### [THE PROBLEM]
Scan the data below for the string "Routing". Copy every line where it appears.

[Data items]
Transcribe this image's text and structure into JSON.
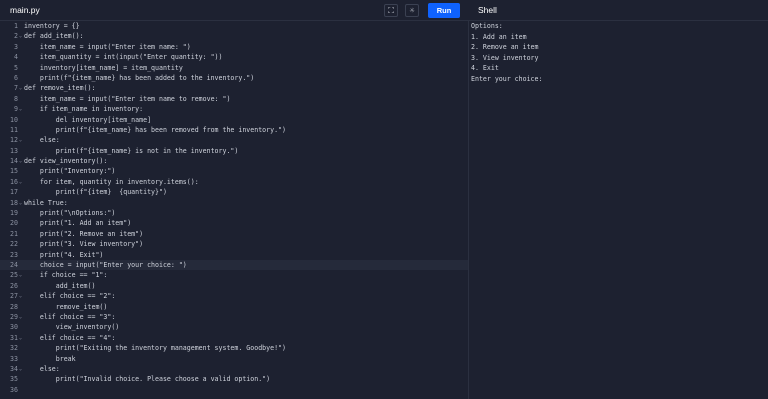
{
  "tabs": {
    "file": "main.py",
    "shell": "Shell"
  },
  "toolbar": {
    "run_label": "Run",
    "fullscreen_icon": "⛶",
    "theme_icon": "☼"
  },
  "editor": {
    "active_line": 24,
    "lines": [
      "inventory = {}",
      "def add_item():",
      "    item_name = input(\"Enter item name: \")",
      "    item_quantity = int(input(\"Enter quantity: \"))",
      "    inventory[item_name] = item_quantity",
      "    print(f\"{item_name} has been added to the inventory.\")",
      "def remove_item():",
      "    item_name = input(\"Enter item name to remove: \")",
      "    if item_name in inventory:",
      "        del inventory[item_name]",
      "        print(f\"{item_name} has been removed from the inventory.\")",
      "    else:",
      "        print(f\"{item_name} is not in the inventory.\")",
      "def view_inventory():",
      "    print(\"Inventory:\")",
      "    for item, quantity in inventory.items():",
      "        print(f\"{item}  {quantity}\")",
      "while True:",
      "    print(\"\\nOptions:\")",
      "    print(\"1. Add an item\")",
      "    print(\"2. Remove an item\")",
      "    print(\"3. View inventory\")",
      "    print(\"4. Exit\")",
      "    choice = input(\"Enter your choice: \")",
      "    if choice == \"1\":",
      "        add_item()",
      "    elif choice == \"2\":",
      "        remove_item()",
      "    elif choice == \"3\":",
      "        view_inventory()",
      "    elif choice == \"4\":",
      "        print(\"Exiting the inventory management system. Goodbye!\")",
      "        break",
      "    else:",
      "        print(\"Invalid choice. Please choose a valid option.\")",
      ""
    ],
    "fold_lines": [
      2,
      7,
      9,
      12,
      14,
      16,
      18,
      25,
      27,
      29,
      31,
      34
    ]
  },
  "shell": {
    "lines": [
      "Options:",
      "1. Add an item",
      "2. Remove an item",
      "3. View inventory",
      "4. Exit",
      "Enter your choice: "
    ]
  }
}
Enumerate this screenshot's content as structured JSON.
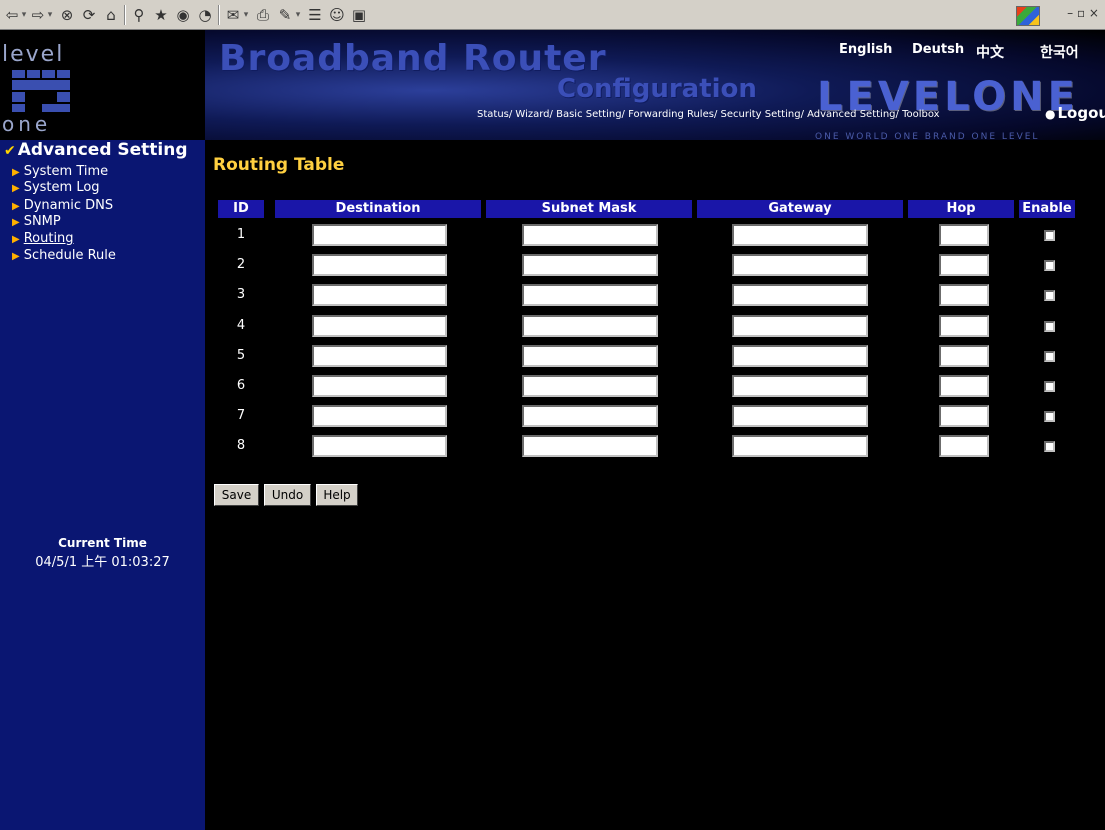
{
  "toolbar": {
    "window_controls": "– ▫ ×"
  },
  "logo": {
    "top_text": "level",
    "bottom_text": "one"
  },
  "sidebar": {
    "section_title": "Advanced Setting",
    "items": [
      {
        "label": "System Time"
      },
      {
        "label": "System Log"
      },
      {
        "label": "Dynamic DNS"
      },
      {
        "label": "SNMP"
      },
      {
        "label": "Routing"
      },
      {
        "label": "Schedule Rule"
      }
    ],
    "active_item": "Routing",
    "current_time_label": "Current Time",
    "current_time_value": "04/5/1 上午 01:03:27"
  },
  "banner": {
    "title": "Broadband Router",
    "subtitle": "Configuration",
    "brand": "LEVELONE",
    "slogan": "ONE WORLD  ONE BRAND  ONE LEVEL",
    "languages": [
      "English",
      "Deutsh",
      "中文",
      "한국어"
    ],
    "nav_links": [
      "Status/",
      "Wizard/",
      "Basic Setting/",
      "Forwarding Rules/",
      "Security Setting/",
      "Advanced Setting/",
      "Toolbox"
    ],
    "logout": "Logout"
  },
  "main": {
    "title": "Routing Table",
    "columns": [
      "ID",
      "Destination",
      "Subnet Mask",
      "Gateway",
      "Hop",
      "Enable"
    ],
    "rows": [
      {
        "id": "1",
        "destination": "",
        "subnet_mask": "",
        "gateway": "",
        "hop": "",
        "enabled": false
      },
      {
        "id": "2",
        "destination": "",
        "subnet_mask": "",
        "gateway": "",
        "hop": "",
        "enabled": false
      },
      {
        "id": "3",
        "destination": "",
        "subnet_mask": "",
        "gateway": "",
        "hop": "",
        "enabled": false
      },
      {
        "id": "4",
        "destination": "",
        "subnet_mask": "",
        "gateway": "",
        "hop": "",
        "enabled": false
      },
      {
        "id": "5",
        "destination": "",
        "subnet_mask": "",
        "gateway": "",
        "hop": "",
        "enabled": false
      },
      {
        "id": "6",
        "destination": "",
        "subnet_mask": "",
        "gateway": "",
        "hop": "",
        "enabled": false
      },
      {
        "id": "7",
        "destination": "",
        "subnet_mask": "",
        "gateway": "",
        "hop": "",
        "enabled": false
      },
      {
        "id": "8",
        "destination": "",
        "subnet_mask": "",
        "gateway": "",
        "hop": "",
        "enabled": false
      }
    ],
    "buttons": {
      "save": "Save",
      "undo": "Undo",
      "help": "Help"
    }
  },
  "colors": {
    "sidebar_bg": "#0a1672",
    "header_cell_bg": "#1a16a8",
    "title_yellow": "#ffd040"
  }
}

### [RESPONSE TO THE TASK]
        "label": "Routing"
    "active_item": "Routing",
    "title": "Routing Table",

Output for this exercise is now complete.